Exercise inputs:
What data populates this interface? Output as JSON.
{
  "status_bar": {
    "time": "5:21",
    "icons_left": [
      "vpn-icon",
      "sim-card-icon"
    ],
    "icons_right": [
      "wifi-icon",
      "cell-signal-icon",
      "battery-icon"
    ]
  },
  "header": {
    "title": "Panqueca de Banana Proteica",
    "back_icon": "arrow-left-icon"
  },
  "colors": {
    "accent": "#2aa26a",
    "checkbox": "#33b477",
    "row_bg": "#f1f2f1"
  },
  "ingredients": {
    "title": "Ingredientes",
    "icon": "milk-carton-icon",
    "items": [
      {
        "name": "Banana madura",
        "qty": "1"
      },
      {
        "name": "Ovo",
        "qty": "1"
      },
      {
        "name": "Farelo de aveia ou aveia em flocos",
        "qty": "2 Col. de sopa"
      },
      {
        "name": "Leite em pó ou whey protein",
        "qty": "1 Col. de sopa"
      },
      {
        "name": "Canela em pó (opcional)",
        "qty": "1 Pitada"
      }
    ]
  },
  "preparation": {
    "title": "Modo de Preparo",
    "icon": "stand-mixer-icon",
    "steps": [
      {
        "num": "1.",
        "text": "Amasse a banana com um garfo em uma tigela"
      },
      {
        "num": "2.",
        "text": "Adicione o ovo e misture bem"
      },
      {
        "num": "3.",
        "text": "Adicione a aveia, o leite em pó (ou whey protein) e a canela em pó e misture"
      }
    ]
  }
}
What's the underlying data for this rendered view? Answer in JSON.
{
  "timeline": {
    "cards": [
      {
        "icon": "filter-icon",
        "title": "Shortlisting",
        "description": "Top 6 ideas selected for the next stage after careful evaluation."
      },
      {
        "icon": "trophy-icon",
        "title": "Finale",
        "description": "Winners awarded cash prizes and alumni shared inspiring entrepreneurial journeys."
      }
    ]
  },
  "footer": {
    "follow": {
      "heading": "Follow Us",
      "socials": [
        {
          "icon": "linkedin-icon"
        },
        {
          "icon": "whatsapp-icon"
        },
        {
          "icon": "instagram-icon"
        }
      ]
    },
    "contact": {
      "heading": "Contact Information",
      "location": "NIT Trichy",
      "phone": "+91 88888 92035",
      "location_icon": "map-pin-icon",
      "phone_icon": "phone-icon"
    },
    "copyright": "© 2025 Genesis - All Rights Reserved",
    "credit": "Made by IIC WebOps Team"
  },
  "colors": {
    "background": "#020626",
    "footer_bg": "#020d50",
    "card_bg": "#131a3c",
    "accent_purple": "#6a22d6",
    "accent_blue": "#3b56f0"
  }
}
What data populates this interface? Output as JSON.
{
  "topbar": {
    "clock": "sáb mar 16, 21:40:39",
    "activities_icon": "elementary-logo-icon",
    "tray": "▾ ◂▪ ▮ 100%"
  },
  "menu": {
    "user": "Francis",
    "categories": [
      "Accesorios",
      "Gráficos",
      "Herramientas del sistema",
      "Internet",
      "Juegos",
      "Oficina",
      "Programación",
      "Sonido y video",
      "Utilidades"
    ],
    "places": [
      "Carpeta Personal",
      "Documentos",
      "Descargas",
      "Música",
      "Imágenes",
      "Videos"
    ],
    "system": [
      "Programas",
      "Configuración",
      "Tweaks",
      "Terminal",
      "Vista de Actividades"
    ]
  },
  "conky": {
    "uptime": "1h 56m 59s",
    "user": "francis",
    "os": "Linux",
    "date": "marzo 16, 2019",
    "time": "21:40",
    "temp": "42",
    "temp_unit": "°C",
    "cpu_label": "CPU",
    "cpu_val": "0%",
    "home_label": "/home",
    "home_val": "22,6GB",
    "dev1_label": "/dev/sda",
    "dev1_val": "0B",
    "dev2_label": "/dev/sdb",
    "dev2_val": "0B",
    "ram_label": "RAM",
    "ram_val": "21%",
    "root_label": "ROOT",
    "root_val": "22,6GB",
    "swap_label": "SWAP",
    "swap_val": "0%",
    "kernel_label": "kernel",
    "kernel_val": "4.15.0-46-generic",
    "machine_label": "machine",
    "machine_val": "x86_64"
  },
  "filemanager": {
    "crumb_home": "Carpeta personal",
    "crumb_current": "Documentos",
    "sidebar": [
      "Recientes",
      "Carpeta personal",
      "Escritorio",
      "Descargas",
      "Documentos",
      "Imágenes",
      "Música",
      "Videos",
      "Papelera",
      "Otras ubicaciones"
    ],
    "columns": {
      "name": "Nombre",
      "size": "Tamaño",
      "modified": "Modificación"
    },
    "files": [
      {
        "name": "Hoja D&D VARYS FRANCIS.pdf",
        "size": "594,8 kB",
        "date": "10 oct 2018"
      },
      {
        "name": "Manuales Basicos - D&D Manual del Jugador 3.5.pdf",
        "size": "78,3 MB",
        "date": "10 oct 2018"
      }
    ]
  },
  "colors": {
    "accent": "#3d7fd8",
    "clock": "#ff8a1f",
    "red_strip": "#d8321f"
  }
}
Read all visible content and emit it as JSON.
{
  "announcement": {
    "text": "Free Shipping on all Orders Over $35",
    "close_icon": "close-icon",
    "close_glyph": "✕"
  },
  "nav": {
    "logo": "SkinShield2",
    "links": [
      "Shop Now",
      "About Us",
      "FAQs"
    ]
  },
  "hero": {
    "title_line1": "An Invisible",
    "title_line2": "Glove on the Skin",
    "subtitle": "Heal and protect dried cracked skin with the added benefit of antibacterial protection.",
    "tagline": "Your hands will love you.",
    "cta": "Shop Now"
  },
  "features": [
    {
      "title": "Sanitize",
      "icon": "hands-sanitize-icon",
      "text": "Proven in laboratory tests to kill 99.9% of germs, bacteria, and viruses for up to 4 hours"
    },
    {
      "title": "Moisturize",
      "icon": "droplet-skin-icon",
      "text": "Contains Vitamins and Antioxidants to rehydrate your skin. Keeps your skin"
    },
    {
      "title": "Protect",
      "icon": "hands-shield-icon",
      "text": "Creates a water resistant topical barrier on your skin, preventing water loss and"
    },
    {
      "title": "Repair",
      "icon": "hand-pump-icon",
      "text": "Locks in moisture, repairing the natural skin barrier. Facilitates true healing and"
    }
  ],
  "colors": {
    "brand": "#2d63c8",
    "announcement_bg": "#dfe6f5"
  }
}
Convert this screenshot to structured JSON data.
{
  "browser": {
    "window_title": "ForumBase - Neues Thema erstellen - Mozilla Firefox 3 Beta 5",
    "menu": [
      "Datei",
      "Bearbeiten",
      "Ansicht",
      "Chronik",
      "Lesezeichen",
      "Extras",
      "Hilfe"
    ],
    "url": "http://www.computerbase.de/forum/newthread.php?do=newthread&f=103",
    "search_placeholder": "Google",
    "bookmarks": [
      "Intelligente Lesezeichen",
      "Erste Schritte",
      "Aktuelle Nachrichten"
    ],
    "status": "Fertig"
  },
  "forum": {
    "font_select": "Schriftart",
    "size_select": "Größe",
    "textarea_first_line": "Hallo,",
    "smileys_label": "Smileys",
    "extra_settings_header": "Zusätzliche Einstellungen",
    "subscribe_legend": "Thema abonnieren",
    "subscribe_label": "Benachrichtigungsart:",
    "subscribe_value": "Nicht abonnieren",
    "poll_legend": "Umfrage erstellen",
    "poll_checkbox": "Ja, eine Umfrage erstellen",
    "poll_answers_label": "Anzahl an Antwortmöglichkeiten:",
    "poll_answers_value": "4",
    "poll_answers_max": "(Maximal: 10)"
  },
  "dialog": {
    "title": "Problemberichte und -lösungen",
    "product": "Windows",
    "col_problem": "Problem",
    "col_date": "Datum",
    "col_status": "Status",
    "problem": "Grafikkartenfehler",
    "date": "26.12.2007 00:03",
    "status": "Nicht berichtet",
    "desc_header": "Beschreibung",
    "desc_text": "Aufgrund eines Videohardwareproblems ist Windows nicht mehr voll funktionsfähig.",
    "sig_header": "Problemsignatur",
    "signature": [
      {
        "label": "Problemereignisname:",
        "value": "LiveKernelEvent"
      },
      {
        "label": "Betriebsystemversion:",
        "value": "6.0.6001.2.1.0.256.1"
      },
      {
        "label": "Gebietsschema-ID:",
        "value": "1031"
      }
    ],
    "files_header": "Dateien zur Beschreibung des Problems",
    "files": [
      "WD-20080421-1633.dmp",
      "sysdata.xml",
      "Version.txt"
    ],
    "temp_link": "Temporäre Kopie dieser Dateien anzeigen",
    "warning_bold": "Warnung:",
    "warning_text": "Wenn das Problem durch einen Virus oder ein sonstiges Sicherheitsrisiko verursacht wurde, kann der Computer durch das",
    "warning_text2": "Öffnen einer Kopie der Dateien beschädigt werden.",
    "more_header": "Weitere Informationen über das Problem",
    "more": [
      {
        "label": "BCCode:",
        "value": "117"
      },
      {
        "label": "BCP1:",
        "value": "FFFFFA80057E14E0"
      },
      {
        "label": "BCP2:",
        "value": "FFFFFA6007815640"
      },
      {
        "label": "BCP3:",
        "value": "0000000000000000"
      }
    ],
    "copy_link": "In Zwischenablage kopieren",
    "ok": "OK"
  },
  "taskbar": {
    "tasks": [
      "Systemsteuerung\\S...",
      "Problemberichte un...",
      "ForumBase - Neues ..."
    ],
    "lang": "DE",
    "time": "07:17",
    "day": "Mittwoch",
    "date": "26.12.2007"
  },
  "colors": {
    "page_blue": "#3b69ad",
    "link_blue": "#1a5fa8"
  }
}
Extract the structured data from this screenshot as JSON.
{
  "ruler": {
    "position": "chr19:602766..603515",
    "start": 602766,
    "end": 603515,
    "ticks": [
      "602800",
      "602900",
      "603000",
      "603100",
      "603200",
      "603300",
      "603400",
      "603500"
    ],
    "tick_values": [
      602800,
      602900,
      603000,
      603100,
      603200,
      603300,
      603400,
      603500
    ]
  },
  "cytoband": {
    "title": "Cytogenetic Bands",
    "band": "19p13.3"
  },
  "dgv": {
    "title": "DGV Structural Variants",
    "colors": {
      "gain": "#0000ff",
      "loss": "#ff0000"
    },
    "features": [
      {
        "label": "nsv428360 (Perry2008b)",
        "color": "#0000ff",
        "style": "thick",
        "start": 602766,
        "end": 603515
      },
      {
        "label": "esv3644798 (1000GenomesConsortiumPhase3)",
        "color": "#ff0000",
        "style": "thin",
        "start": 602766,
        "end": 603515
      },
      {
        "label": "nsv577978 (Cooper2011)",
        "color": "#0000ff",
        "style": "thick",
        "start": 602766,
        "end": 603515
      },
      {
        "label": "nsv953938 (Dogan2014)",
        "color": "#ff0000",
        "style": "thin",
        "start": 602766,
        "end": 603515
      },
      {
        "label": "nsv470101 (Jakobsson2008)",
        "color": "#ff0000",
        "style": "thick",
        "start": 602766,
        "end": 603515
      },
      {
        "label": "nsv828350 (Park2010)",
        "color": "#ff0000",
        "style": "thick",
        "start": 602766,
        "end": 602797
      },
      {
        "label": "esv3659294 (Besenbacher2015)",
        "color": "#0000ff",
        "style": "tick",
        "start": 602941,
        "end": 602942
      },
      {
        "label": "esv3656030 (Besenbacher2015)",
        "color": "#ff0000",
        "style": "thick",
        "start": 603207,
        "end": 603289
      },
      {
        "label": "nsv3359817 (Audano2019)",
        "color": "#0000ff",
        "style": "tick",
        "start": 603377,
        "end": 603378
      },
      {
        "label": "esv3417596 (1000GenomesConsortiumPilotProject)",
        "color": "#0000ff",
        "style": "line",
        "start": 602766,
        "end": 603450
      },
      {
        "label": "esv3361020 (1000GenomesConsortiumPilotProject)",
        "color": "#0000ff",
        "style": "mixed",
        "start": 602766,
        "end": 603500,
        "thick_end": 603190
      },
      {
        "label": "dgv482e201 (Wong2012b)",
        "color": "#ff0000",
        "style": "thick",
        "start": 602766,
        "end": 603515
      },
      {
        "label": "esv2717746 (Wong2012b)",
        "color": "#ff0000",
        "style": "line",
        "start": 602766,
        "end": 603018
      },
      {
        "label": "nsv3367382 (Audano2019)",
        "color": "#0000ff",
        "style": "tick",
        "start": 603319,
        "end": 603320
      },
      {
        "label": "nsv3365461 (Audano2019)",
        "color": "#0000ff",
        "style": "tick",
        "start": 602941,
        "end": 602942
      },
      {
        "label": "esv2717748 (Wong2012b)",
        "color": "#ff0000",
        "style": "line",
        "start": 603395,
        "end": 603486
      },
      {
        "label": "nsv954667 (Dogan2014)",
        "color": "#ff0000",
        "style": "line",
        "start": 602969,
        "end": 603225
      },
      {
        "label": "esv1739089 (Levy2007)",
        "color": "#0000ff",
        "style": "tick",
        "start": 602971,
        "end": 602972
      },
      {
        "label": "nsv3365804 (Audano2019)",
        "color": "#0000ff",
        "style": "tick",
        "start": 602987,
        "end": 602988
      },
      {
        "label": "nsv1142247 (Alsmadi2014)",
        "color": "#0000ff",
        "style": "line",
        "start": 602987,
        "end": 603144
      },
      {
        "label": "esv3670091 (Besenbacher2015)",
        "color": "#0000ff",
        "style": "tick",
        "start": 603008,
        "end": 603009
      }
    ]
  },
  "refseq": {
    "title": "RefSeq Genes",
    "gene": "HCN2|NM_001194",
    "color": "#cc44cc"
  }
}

Problem: Filter the listing by the string "phone"; copy each matching line.

Output:
      "phone": "+91 88888 92035",
      "phone_icon": "phone-icon"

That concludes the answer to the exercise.